◆ WHAT THIS TASK INVOLVES ◆
Only the number is wanted: how many lines hold the word "content"?

◆ RECORDS FOR PROCESSING ◆
----

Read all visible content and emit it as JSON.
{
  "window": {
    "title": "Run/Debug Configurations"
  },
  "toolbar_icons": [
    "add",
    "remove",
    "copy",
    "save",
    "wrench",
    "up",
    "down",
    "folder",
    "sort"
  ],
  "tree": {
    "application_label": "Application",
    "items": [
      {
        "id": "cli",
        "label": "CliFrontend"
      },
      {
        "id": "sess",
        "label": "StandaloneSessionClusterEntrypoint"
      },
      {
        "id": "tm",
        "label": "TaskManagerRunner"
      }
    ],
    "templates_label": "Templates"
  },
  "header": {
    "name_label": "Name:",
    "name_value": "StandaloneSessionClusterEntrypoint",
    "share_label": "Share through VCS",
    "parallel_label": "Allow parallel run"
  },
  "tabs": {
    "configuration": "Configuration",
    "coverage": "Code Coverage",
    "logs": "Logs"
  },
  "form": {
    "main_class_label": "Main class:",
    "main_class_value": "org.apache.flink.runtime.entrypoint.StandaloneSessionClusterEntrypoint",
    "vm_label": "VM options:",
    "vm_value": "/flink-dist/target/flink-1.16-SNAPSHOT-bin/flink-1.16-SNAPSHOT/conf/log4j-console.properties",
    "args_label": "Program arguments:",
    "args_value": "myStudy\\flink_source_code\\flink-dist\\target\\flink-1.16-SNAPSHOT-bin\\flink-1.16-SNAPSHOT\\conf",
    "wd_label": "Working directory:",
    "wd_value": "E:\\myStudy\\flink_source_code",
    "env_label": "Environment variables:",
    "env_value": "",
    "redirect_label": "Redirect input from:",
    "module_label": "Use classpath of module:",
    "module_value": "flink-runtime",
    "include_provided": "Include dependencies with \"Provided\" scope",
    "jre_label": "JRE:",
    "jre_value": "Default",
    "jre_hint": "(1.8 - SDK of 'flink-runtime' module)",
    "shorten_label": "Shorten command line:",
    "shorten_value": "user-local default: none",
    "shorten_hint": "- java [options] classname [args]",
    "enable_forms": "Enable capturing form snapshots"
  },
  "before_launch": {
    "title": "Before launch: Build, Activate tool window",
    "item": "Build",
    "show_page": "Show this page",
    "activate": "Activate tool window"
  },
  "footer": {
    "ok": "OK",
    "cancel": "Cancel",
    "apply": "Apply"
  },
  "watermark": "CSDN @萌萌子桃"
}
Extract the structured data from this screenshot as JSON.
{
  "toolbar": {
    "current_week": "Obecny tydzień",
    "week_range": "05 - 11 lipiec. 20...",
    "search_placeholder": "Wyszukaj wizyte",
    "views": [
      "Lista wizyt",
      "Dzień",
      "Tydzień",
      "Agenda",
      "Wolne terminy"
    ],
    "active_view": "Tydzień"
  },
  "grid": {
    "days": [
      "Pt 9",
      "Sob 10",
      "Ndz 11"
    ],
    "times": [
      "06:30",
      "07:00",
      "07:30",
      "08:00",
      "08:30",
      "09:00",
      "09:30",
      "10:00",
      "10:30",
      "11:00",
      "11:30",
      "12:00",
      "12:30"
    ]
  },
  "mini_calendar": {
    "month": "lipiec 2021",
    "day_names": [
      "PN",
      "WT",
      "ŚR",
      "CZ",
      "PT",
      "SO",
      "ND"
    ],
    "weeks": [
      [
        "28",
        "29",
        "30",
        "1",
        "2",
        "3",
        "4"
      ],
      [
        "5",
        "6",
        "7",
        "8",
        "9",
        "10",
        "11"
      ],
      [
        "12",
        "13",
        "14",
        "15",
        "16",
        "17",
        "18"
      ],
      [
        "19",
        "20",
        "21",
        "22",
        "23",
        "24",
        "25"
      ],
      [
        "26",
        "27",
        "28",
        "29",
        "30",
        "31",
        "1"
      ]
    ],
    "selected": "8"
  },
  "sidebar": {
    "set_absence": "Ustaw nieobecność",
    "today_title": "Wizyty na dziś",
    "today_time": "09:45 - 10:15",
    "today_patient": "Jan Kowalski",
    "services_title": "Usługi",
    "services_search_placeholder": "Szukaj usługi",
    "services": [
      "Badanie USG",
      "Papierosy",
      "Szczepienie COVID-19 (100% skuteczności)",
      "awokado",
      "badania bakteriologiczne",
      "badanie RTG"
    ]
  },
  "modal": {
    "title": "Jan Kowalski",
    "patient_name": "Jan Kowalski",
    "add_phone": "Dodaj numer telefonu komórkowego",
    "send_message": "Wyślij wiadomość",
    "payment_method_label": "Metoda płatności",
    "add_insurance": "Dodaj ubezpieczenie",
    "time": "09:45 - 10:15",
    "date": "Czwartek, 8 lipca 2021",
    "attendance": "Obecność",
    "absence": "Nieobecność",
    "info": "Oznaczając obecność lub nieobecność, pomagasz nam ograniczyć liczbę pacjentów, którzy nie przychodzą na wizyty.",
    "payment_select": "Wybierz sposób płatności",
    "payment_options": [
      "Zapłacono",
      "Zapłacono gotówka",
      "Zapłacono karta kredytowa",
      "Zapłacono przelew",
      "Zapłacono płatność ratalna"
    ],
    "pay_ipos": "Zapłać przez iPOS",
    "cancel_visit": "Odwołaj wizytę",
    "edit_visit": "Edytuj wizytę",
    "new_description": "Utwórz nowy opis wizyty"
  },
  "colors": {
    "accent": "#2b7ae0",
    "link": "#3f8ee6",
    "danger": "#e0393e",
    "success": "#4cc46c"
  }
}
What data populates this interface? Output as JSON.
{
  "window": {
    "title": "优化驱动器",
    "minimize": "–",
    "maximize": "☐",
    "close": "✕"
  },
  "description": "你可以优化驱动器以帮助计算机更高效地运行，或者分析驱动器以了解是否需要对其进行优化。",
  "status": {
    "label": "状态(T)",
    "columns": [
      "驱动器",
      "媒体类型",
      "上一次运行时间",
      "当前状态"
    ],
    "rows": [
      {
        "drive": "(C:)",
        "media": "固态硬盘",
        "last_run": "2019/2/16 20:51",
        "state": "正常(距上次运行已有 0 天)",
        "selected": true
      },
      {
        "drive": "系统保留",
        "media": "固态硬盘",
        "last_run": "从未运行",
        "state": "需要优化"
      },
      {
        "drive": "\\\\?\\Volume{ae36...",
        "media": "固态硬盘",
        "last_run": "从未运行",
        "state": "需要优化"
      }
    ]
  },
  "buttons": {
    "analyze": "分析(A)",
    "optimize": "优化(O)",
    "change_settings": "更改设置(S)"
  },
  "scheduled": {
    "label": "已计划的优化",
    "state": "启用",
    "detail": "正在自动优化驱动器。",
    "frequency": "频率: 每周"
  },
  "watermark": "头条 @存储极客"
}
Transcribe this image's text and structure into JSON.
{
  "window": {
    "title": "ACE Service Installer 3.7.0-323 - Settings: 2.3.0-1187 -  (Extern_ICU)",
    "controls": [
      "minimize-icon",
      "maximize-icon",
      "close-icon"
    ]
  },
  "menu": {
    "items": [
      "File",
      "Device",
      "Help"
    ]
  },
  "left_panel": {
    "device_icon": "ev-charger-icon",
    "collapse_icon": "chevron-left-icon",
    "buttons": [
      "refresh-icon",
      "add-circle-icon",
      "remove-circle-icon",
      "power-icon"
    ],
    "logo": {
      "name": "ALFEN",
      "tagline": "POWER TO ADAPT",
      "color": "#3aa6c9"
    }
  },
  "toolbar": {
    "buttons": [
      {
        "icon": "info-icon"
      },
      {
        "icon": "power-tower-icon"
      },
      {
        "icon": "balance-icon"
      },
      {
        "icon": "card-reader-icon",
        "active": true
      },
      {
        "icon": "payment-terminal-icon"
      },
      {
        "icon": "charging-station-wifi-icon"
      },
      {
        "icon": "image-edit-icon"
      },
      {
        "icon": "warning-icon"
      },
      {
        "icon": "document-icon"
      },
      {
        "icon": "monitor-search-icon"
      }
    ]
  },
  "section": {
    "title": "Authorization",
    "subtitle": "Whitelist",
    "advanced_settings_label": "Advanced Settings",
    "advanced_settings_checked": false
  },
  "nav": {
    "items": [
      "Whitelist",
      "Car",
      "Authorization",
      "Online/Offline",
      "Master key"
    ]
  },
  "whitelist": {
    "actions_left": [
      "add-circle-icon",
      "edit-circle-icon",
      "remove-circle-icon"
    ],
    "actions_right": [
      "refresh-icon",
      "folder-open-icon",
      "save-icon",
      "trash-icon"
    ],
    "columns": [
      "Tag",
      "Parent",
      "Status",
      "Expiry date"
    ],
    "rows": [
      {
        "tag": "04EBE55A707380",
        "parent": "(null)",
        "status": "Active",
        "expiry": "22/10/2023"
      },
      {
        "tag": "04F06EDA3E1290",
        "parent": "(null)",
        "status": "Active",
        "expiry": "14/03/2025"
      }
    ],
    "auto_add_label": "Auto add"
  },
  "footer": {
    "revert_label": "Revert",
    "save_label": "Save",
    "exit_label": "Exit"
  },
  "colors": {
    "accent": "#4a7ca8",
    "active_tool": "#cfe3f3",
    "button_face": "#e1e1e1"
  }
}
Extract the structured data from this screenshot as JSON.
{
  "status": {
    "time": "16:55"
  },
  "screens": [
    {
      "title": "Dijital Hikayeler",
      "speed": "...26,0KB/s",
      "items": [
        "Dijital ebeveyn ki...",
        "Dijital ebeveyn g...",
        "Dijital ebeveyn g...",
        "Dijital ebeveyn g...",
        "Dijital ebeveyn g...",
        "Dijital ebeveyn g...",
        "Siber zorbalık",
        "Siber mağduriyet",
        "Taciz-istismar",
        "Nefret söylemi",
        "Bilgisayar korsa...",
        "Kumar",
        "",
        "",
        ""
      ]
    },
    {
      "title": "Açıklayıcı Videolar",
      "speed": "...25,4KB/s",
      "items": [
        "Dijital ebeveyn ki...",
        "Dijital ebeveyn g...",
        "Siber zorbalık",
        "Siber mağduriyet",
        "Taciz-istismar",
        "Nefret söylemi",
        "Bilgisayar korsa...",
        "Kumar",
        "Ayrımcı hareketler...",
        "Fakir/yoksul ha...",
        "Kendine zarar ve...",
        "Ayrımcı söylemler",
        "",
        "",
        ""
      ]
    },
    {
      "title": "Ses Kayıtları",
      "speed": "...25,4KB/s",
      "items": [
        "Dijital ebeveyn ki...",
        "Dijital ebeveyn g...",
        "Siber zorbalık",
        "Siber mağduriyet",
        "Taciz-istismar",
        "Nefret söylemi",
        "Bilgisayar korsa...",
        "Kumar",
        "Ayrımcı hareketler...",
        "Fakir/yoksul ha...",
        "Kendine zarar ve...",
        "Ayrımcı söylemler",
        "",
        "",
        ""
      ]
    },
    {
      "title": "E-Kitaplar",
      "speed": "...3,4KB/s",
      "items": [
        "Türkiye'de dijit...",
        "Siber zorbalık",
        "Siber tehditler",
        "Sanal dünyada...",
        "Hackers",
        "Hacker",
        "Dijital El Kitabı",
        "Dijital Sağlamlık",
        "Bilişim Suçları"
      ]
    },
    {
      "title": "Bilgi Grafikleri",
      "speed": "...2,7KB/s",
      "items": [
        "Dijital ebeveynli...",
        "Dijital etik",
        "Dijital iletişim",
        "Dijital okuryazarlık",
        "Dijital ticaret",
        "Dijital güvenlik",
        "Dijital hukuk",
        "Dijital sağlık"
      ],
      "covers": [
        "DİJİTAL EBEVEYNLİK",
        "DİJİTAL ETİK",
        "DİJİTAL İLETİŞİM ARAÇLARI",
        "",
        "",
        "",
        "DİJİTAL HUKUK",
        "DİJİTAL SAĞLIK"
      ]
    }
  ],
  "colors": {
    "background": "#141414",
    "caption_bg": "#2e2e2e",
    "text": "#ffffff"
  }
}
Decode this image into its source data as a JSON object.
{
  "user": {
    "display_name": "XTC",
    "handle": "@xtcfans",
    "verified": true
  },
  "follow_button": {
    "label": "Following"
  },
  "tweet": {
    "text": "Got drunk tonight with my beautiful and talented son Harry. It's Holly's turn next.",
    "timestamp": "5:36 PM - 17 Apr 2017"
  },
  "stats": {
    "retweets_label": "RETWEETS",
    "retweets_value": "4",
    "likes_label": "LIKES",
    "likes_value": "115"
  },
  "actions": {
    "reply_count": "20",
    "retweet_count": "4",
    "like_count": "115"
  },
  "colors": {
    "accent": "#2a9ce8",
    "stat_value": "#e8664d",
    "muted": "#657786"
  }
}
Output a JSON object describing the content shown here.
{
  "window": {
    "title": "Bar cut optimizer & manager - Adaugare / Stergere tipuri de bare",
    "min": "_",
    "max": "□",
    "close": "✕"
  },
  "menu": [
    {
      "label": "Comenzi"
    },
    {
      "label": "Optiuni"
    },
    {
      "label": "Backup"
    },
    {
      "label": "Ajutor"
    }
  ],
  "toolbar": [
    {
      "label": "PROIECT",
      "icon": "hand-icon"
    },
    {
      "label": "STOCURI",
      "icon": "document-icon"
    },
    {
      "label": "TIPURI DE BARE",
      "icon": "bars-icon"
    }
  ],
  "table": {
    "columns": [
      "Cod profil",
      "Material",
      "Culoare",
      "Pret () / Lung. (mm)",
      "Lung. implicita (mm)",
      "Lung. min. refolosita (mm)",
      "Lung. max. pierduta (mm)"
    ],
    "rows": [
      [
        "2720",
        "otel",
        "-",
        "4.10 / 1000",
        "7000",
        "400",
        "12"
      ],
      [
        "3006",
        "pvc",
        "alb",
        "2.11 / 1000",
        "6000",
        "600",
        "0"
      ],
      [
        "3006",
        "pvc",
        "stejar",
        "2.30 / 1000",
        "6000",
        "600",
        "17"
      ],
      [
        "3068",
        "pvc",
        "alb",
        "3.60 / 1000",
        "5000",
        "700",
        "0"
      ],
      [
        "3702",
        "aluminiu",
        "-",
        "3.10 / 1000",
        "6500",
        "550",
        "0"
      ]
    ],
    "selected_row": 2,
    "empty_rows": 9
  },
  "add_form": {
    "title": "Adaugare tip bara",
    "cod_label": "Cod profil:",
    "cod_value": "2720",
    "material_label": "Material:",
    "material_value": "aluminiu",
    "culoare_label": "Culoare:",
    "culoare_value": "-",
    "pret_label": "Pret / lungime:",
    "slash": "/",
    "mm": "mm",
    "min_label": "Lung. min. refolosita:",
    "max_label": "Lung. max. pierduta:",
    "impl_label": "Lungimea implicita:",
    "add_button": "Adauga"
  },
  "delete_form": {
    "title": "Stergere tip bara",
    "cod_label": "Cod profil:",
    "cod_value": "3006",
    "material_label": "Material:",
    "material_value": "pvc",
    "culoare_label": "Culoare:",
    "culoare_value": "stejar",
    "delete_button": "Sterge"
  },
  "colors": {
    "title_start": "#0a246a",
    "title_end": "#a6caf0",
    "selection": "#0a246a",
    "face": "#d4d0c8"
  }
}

----

◆ ANSWER TO THE PROBLEM ◆
2